#### Data for processing ####

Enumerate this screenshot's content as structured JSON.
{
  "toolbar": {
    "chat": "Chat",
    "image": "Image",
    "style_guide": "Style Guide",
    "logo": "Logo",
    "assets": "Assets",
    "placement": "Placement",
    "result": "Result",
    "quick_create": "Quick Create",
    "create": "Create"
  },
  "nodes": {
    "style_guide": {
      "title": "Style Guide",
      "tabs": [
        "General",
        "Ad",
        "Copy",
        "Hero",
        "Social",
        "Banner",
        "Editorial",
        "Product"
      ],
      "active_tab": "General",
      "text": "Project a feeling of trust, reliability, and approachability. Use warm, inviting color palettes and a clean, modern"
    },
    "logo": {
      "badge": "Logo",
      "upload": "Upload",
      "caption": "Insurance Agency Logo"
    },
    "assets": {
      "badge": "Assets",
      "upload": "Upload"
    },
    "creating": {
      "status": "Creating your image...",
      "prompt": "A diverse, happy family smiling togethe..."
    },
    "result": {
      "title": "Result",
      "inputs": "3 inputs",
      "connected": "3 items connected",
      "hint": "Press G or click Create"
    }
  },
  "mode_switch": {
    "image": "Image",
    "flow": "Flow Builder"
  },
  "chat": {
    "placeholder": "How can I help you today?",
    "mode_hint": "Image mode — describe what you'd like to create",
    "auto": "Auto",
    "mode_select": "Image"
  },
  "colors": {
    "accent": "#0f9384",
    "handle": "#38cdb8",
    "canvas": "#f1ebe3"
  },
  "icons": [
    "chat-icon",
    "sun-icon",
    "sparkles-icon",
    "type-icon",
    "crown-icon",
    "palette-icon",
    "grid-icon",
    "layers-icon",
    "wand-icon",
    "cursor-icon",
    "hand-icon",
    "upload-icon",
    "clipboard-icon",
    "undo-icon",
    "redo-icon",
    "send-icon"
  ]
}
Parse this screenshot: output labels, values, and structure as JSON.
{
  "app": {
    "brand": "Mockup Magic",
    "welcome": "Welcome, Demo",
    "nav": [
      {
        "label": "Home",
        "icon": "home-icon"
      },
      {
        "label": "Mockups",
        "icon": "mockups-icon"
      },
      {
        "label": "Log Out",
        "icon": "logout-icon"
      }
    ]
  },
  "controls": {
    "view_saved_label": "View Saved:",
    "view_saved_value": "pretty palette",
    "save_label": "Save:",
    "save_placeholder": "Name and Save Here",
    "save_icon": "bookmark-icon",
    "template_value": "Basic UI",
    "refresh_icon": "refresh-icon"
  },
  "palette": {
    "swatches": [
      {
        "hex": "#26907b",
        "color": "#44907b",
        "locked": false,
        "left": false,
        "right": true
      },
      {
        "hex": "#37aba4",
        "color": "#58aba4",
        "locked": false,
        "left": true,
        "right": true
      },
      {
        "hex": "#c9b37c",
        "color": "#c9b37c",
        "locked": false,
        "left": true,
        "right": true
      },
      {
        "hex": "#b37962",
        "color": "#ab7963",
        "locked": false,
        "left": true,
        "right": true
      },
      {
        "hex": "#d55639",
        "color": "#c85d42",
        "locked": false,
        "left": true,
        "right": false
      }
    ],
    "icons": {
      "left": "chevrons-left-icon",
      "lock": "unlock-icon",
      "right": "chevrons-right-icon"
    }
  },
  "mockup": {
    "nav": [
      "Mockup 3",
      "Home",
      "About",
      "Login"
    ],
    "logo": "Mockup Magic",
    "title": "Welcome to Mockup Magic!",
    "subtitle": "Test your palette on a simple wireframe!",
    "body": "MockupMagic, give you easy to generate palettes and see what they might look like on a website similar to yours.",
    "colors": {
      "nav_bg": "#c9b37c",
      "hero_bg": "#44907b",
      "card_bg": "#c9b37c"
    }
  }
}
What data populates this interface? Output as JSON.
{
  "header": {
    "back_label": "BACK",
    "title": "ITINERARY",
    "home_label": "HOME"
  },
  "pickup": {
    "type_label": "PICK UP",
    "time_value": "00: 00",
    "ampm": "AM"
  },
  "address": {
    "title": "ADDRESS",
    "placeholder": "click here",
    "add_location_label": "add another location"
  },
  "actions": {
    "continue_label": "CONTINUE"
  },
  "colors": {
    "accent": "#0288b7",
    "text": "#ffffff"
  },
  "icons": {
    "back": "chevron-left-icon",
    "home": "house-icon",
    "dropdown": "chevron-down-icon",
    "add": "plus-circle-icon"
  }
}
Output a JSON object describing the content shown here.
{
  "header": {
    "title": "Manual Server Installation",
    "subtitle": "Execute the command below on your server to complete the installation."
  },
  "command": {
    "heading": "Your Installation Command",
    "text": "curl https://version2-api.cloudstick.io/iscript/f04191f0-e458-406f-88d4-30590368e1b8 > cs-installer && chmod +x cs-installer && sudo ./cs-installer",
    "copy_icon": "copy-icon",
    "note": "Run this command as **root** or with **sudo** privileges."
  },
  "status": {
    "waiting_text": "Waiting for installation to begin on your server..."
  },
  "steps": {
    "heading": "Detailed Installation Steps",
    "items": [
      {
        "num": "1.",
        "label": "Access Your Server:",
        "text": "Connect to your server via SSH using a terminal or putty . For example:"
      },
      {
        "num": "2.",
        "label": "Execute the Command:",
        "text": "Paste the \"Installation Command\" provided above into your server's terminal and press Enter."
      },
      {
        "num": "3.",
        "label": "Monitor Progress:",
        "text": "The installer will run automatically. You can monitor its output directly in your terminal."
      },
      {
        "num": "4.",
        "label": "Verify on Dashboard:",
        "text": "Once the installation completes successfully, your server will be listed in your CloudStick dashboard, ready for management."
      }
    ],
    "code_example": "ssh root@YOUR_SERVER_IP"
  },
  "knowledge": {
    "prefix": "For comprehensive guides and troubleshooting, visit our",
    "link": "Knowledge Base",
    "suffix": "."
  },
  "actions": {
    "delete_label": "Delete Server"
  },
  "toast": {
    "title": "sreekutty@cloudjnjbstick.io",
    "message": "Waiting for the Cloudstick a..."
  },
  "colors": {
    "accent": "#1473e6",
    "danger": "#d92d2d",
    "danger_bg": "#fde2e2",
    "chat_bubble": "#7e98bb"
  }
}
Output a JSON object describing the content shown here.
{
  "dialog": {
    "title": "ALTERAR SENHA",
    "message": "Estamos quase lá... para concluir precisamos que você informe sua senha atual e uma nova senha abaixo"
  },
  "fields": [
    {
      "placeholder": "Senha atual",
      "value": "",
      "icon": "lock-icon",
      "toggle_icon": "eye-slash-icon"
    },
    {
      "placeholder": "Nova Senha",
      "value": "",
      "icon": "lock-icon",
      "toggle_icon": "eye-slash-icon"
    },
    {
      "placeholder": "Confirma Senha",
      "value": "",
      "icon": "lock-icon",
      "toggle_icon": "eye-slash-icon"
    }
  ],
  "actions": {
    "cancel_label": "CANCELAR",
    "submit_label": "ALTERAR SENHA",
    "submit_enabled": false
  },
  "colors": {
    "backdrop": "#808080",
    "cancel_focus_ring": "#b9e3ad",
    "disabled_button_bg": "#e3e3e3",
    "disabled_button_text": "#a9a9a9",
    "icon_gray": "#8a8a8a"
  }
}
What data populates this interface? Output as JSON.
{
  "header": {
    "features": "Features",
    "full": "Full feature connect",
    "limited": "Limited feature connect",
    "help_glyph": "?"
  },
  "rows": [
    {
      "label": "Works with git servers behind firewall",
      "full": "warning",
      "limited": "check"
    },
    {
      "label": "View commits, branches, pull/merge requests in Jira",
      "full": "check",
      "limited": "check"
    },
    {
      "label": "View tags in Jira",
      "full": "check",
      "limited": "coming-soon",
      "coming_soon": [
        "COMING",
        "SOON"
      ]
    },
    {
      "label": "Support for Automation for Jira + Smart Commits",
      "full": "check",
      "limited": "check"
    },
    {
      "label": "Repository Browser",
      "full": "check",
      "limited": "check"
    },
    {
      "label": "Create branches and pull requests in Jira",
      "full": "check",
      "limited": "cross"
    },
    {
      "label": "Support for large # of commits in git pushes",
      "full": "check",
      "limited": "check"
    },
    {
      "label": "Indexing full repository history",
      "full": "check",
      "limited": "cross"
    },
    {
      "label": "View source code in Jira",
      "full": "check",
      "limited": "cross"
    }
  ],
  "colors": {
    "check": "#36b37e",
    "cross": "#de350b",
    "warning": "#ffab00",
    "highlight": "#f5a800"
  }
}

####

Objective
Give the number of lines in the material above that have the word "requests" in them, and nothing more.

Correct output
2